Extracts from a graphics dataset
** START **
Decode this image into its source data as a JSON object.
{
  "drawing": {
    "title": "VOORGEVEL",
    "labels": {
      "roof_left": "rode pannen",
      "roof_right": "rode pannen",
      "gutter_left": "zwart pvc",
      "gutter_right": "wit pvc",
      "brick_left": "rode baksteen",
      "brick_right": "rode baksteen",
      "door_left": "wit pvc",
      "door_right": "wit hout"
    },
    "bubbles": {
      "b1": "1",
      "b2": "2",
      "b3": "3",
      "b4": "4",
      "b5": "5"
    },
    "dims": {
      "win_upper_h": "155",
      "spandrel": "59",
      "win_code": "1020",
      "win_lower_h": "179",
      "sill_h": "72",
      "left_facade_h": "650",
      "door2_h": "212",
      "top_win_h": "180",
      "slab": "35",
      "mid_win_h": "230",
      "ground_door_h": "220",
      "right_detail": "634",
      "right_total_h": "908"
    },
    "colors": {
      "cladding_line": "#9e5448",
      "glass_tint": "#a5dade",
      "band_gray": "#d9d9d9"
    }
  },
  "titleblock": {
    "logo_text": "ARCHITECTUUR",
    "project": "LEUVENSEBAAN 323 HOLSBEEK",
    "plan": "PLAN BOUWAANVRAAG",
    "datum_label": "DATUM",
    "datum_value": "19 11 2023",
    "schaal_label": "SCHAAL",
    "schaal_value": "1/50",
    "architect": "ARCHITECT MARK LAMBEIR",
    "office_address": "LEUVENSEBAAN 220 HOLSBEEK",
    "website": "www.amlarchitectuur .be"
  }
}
** END **
Short problem:
Reproduce every line above without error.

Result:
Decode this image into its source data as a JSON object.
{
  "drawing": {
    "title": "VOORGEVEL",
    "labels": {
      "roof_left": "rode pannen",
      "roof_right": "rode pannen",
      "gutter_left": "zwart pvc",
      "gutter_right": "wit pvc",
      "brick_left": "rode baksteen",
      "brick_right": "rode baksteen",
      "door_left": "wit pvc",
      "door_right": "wit hout"
    },
    "bubbles": {
      "b1": "1",
      "b2": "2",
      "b3": "3",
      "b4": "4",
      "b5": "5"
    },
    "dims": {
      "win_upper_h": "155",
      "spandrel": "59",
      "win_code": "1020",
      "win_lower_h": "179",
      "sill_h": "72",
      "left_facade_h": "650",
      "door2_h": "212",
      "top_win_h": "180",
      "slab": "35",
      "mid_win_h": "230",
      "ground_door_h": "220",
      "right_detail": "634",
      "right_total_h": "908"
    },
    "colors": {
      "cladding_line": "#9e5448",
      "glass_tint": "#a5dade",
      "band_gray": "#d9d9d9"
    }
  },
  "titleblock": {
    "logo_text": "ARCHITECTUUR",
    "project": "LEUVENSEBAAN 323 HOLSBEEK",
    "plan": "PLAN BOUWAANVRAAG",
    "datum_label": "DATUM",
    "datum_value": "19 11 2023",
    "schaal_label": "SCHAAL",
    "schaal_value": "1/50",
    "architect": "ARCHITECT MARK LAMBEIR",
    "office_address": "LEUVENSEBAAN 220 HOLSBEEK",
    "website": "www.amlarchitectuur .be"
  }
}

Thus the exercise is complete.